What you are asked to do:
Every line of the records must be repeated exactly; pictures stay out.

Raw records:
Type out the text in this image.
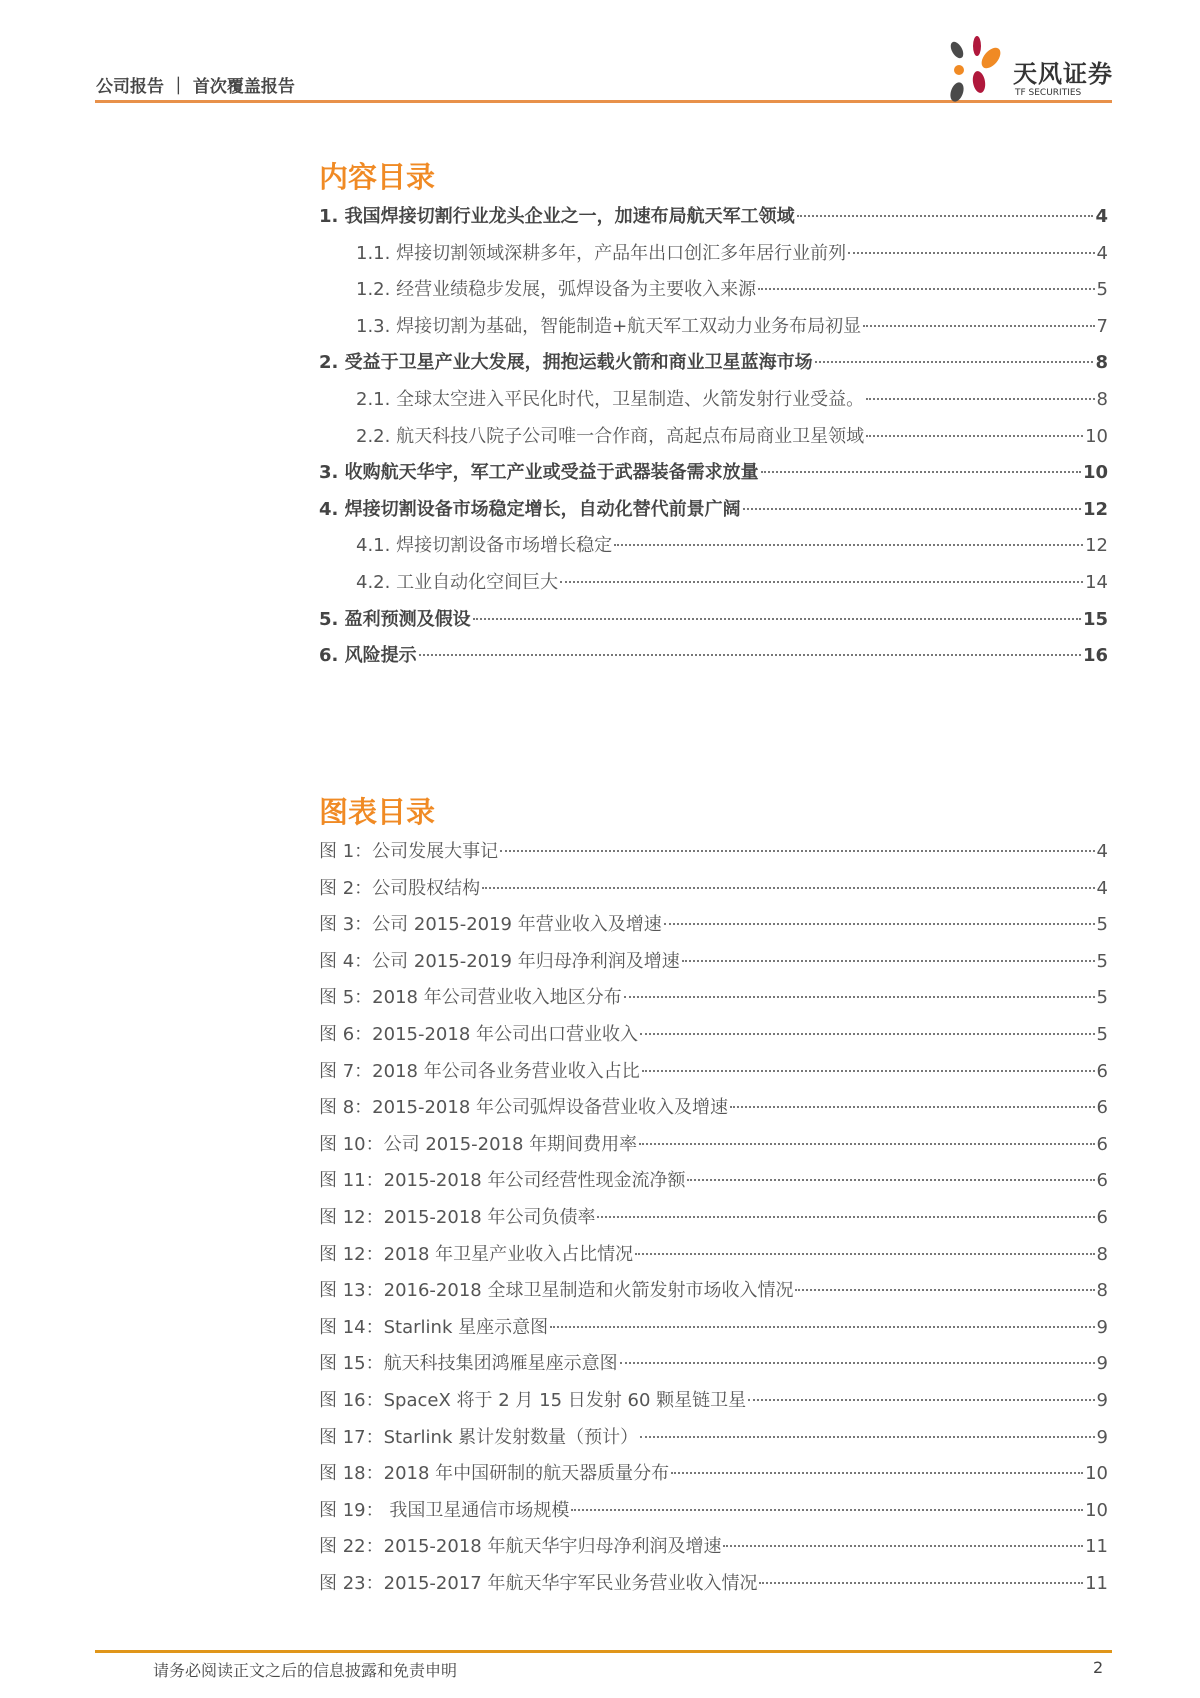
公司报告 ｜ 首次覆盖报告	天风证券
TF SECURITIES
内容目录
1. 我国焊接切割行业龙头企业之一，加速布局航天军工领域	4
1.1. 焊接切割领域深耕多年，产品年出口创汇多年居行业前列	4
1.2. 经营业绩稳步发展，弧焊设备为主要收入来源	5
1.3. 焊接切割为基础，智能制造+航天军工双动力业务布局初显	7
2. 受益于卫星产业大发展，拥抱运载火箭和商业卫星蓝海市场	8
2.1. 全球太空进入平民化时代，卫星制造、火箭发射行业受益。	8
2.2. 航天科技八院子公司唯一合作商，高起点布局商业卫星领域	10
3. 收购航天华宇，军工产业或受益于武器装备需求放量	10
4. 焊接切割设备市场稳定增长，自动化替代前景广阔	12
4.1. 焊接切割设备市场增长稳定	12
4.2. 工业自动化空间巨大	14
5. 盈利预测及假设	15
6. 风险提示	16
图表目录
图 1：公司发展大事记	4
图 2：公司股权结构	4
图 3：公司 2015-2019 年营业收入及增速	5
图 4：公司 2015-2019 年归母净利润及增速	5
图 5：2018 年公司营业收入地区分布	5
图 6：2015-2018 年公司出口营业收入	5
图 7：2018 年公司各业务营业收入占比	6
图 8：2015-2018 年公司弧焊设备营业收入及增速	6
图 10：公司 2015-2018 年期间费用率	6
图 11：2015-2018 年公司经营性现金流净额	6
图 12：2015-2018 年公司负债率	6
图 12：2018 年卫星产业收入占比情况	8
图 13：2016-2018 全球卫星制造和火箭发射市场收入情况	8
图 14：Starlink 星座示意图	9
图 15：航天科技集团鸿雁星座示意图	9
图 16：SpaceX 将于 2 月 15 日发射 60 颗星链卫星	9
图 17：Starlink 累计发射数量（预计）	9
图 18：2018 年中国研制的航天器质量分布	10
图 19： 我国卫星通信市场规模	10
图 22：2015-2018 年航天华宇归母净利润及增速	11
图 23：2015-2017 年航天华宇军民业务营业收入情况	11
请务必阅读正文之后的信息披露和免责申明	2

Result of this task:
Type out the text in this image.
公司报告 ｜ 首次覆盖报告	天风证券
TF SECURITIES
内容目录
1. 我国焊接切割行业龙头企业之一，加速布局航天军工领域	4
1.1. 焊接切割领域深耕多年，产品年出口创汇多年居行业前列	4
1.2. 经营业绩稳步发展，弧焊设备为主要收入来源	5
1.3. 焊接切割为基础，智能制造+航天军工双动力业务布局初显	7
2. 受益于卫星产业大发展，拥抱运载火箭和商业卫星蓝海市场	8
2.1. 全球太空进入平民化时代，卫星制造、火箭发射行业受益。	8
2.2. 航天科技八院子公司唯一合作商，高起点布局商业卫星领域	10
3. 收购航天华宇，军工产业或受益于武器装备需求放量	10
4. 焊接切割设备市场稳定增长，自动化替代前景广阔	12
4.1. 焊接切割设备市场增长稳定	12
4.2. 工业自动化空间巨大	14
5. 盈利预测及假设	15
6. 风险提示	16
图表目录
图 1：公司发展大事记	4
图 2：公司股权结构	4
图 3：公司 2015-2019 年营业收入及增速	5
图 4：公司 2015-2019 年归母净利润及增速	5
图 5：2018 年公司营业收入地区分布	5
图 6：2015-2018 年公司出口营业收入	5
图 7：2018 年公司各业务营业收入占比	6
图 8：2015-2018 年公司弧焊设备营业收入及增速	6
图 10：公司 2015-2018 年期间费用率	6
图 11：2015-2018 年公司经营性现金流净额	6
图 12：2015-2018 年公司负债率	6
图 12：2018 年卫星产业收入占比情况	8
图 13：2016-2018 全球卫星制造和火箭发射市场收入情况	8
图 14：Starlink 星座示意图	9
图 15：航天科技集团鸿雁星座示意图	9
图 16：SpaceX 将于 2 月 15 日发射 60 颗星链卫星	9
图 17：Starlink 累计发射数量（预计）	9
图 18：2018 年中国研制的航天器质量分布	10
图 19： 我国卫星通信市场规模	10
图 22：2015-2018 年航天华宇归母净利润及增速	11
图 23：2015-2017 年航天华宇军民业务营业收入情况	11
请务必阅读正文之后的信息披露和免责申明	2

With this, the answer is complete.